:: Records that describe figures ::
((
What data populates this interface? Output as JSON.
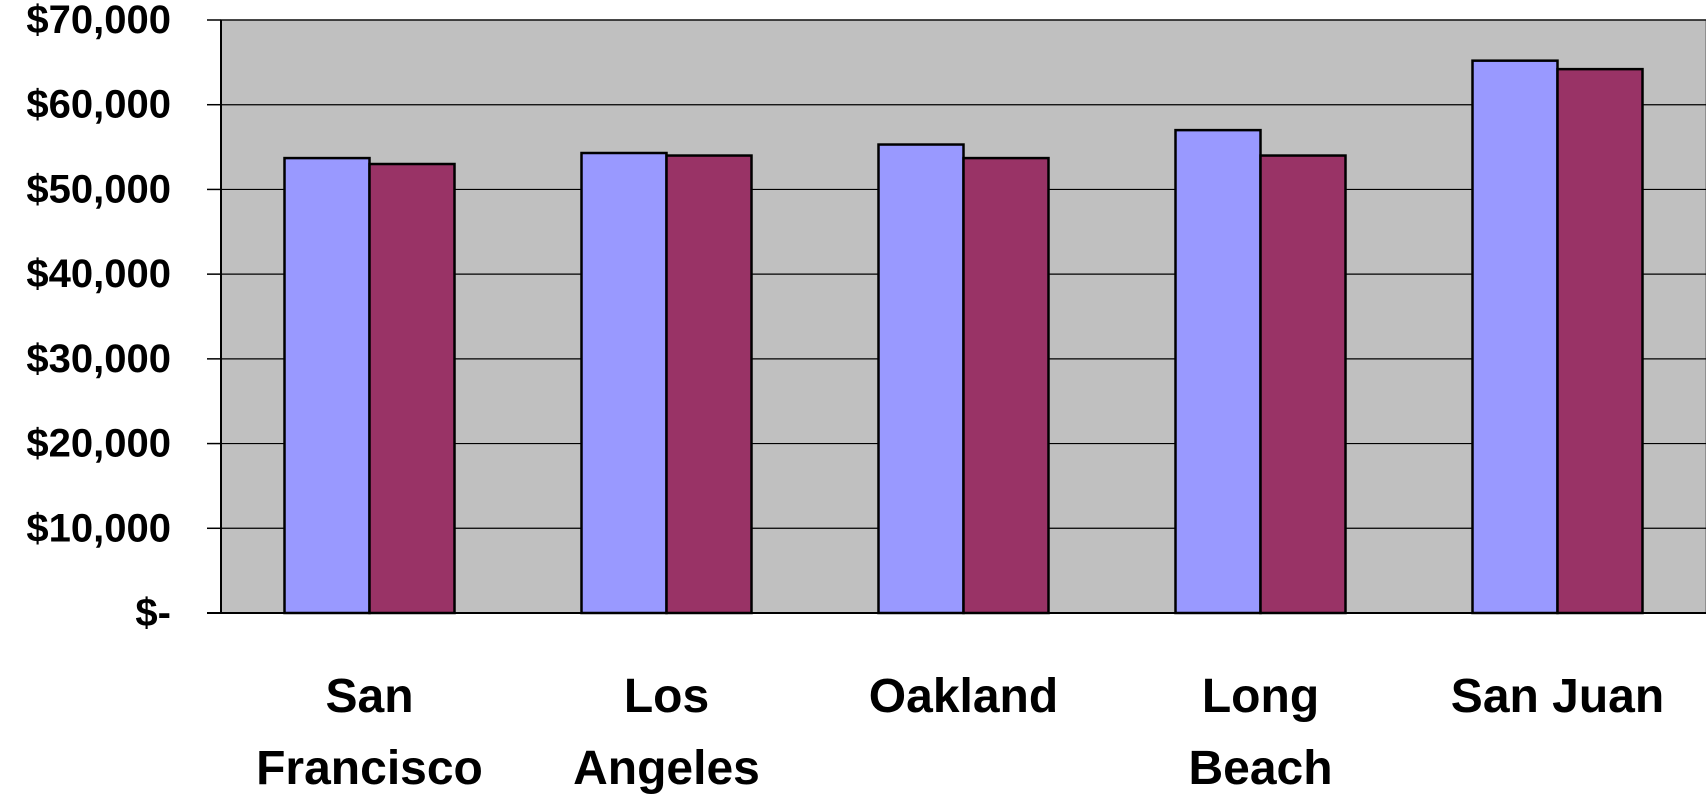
{
  "chart_data": {
    "type": "bar",
    "title": "",
    "xlabel": "",
    "ylabel": "",
    "categories": [
      [
        "San",
        "Francisco"
      ],
      [
        "Los",
        "Angeles"
      ],
      [
        "Oakland"
      ],
      [
        "Long",
        "Beach"
      ],
      [
        "San Juan"
      ]
    ],
    "series": [
      {
        "values": [
          53700,
          54300,
          55300,
          57000,
          65200
        ],
        "color": "#9999ff"
      },
      {
        "values": [
          53000,
          54000,
          53700,
          54000,
          64200
        ],
        "color": "#993366"
      }
    ],
    "ylim": [
      0,
      70000
    ],
    "yticks": [
      {
        "value": 0,
        "label": "$-"
      },
      {
        "value": 10000,
        "label": "$10,000"
      },
      {
        "value": 20000,
        "label": "$20,000"
      },
      {
        "value": 30000,
        "label": "$30,000"
      },
      {
        "value": 40000,
        "label": "$40,000"
      },
      {
        "value": 50000,
        "label": "$50,000"
      },
      {
        "value": 60000,
        "label": "$60,000"
      },
      {
        "value": 70000,
        "label": "$70,000"
      }
    ],
    "grid": true,
    "legend": "none",
    "plot_background": "#c0c0c0"
  }
}
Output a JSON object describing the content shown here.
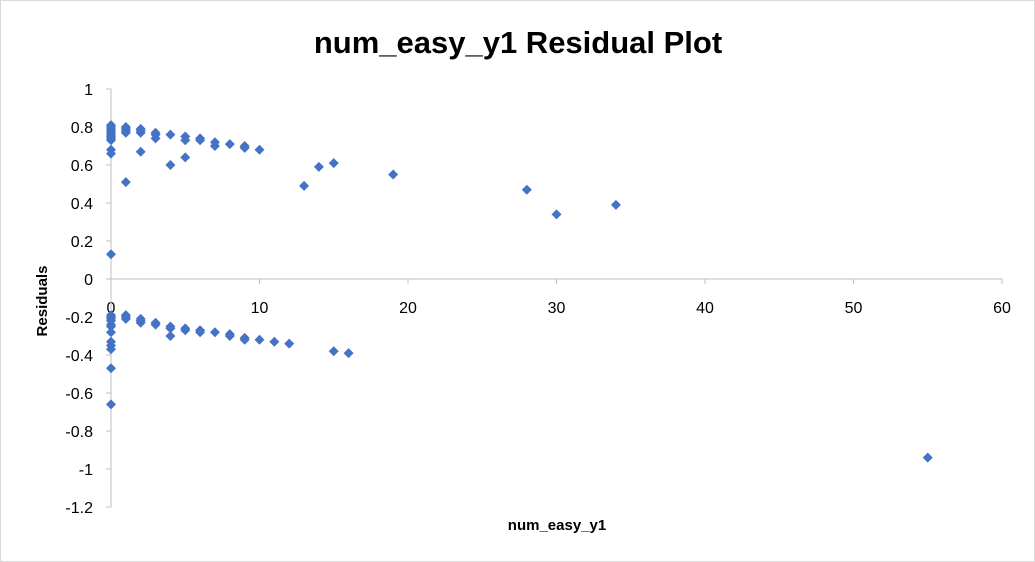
{
  "chart_data": {
    "type": "scatter",
    "title": "num_easy_y1  Residual Plot",
    "xlabel": "num_easy_y1",
    "ylabel": "Residuals",
    "xlim": [
      0,
      60
    ],
    "ylim": [
      -1.2,
      1
    ],
    "xticks": [
      "0",
      "10",
      "20",
      "30",
      "40",
      "50",
      "60"
    ],
    "yticks": [
      "1",
      "0.8",
      "0.6",
      "0.4",
      "0.2",
      "0",
      "-0.2",
      "-0.4",
      "-0.6",
      "-0.8",
      "-1",
      "-1.2"
    ],
    "grid": false,
    "legend": "none",
    "marker": "diamond",
    "color": "#4472C4",
    "points": [
      [
        0,
        0.81
      ],
      [
        0,
        0.8
      ],
      [
        0,
        0.79
      ],
      [
        0,
        0.78
      ],
      [
        0,
        0.77
      ],
      [
        0,
        0.76
      ],
      [
        0,
        0.75
      ],
      [
        0,
        0.74
      ],
      [
        0,
        0.73
      ],
      [
        0,
        0.68
      ],
      [
        0,
        0.66
      ],
      [
        0,
        0.13
      ],
      [
        0,
        -0.19
      ],
      [
        0,
        -0.2
      ],
      [
        0,
        -0.21
      ],
      [
        0,
        -0.22
      ],
      [
        0,
        -0.24
      ],
      [
        0,
        -0.25
      ],
      [
        0,
        -0.28
      ],
      [
        0,
        -0.33
      ],
      [
        0,
        -0.35
      ],
      [
        0,
        -0.37
      ],
      [
        0,
        -0.47
      ],
      [
        0,
        -0.66
      ],
      [
        1,
        0.8
      ],
      [
        1,
        0.79
      ],
      [
        1,
        0.78
      ],
      [
        1,
        0.77
      ],
      [
        1,
        0.51
      ],
      [
        1,
        -0.19
      ],
      [
        1,
        -0.2
      ],
      [
        1,
        -0.21
      ],
      [
        2,
        0.79
      ],
      [
        2,
        0.78
      ],
      [
        2,
        0.77
      ],
      [
        2,
        0.67
      ],
      [
        2,
        -0.21
      ],
      [
        2,
        -0.22
      ],
      [
        2,
        -0.23
      ],
      [
        3,
        0.77
      ],
      [
        3,
        0.76
      ],
      [
        3,
        0.74
      ],
      [
        3,
        -0.23
      ],
      [
        3,
        -0.24
      ],
      [
        4,
        0.76
      ],
      [
        4,
        0.6
      ],
      [
        4,
        -0.25
      ],
      [
        4,
        -0.26
      ],
      [
        4,
        -0.3
      ],
      [
        5,
        0.75
      ],
      [
        5,
        0.73
      ],
      [
        5,
        0.64
      ],
      [
        5,
        -0.26
      ],
      [
        5,
        -0.27
      ],
      [
        6,
        0.74
      ],
      [
        6,
        0.73
      ],
      [
        6,
        -0.27
      ],
      [
        6,
        -0.28
      ],
      [
        7,
        0.72
      ],
      [
        7,
        0.7
      ],
      [
        7,
        -0.28
      ],
      [
        8,
        0.71
      ],
      [
        8,
        -0.29
      ],
      [
        8,
        -0.3
      ],
      [
        9,
        0.7
      ],
      [
        9,
        0.69
      ],
      [
        9,
        -0.31
      ],
      [
        9,
        -0.32
      ],
      [
        10,
        0.68
      ],
      [
        10,
        -0.32
      ],
      [
        11,
        -0.33
      ],
      [
        12,
        -0.34
      ],
      [
        13,
        0.49
      ],
      [
        14,
        0.59
      ],
      [
        15,
        0.61
      ],
      [
        15,
        -0.38
      ],
      [
        16,
        -0.39
      ],
      [
        19,
        0.55
      ],
      [
        28,
        0.47
      ],
      [
        30,
        0.34
      ],
      [
        34,
        0.39
      ],
      [
        55,
        -0.94
      ]
    ]
  }
}
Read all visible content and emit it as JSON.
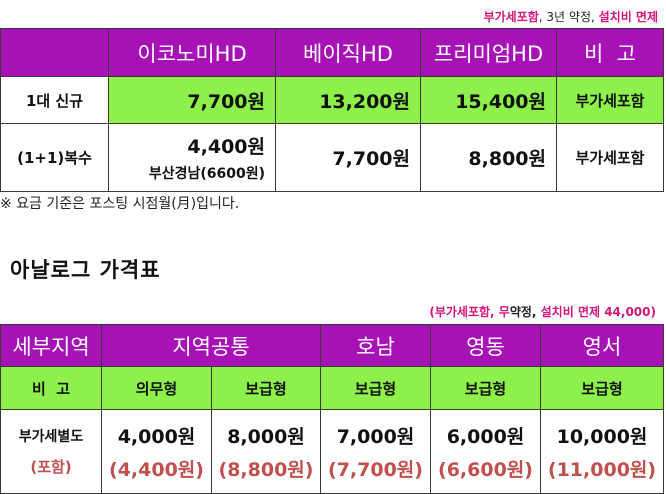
))
:: Description of the task ::
Find and copy each line above that includes the string "JSON".

:: Output for this task ::
What data populates this interface? Output as JSON.
Output a JSON object describing the content shown here.
Read all visible content and emit it as JSON.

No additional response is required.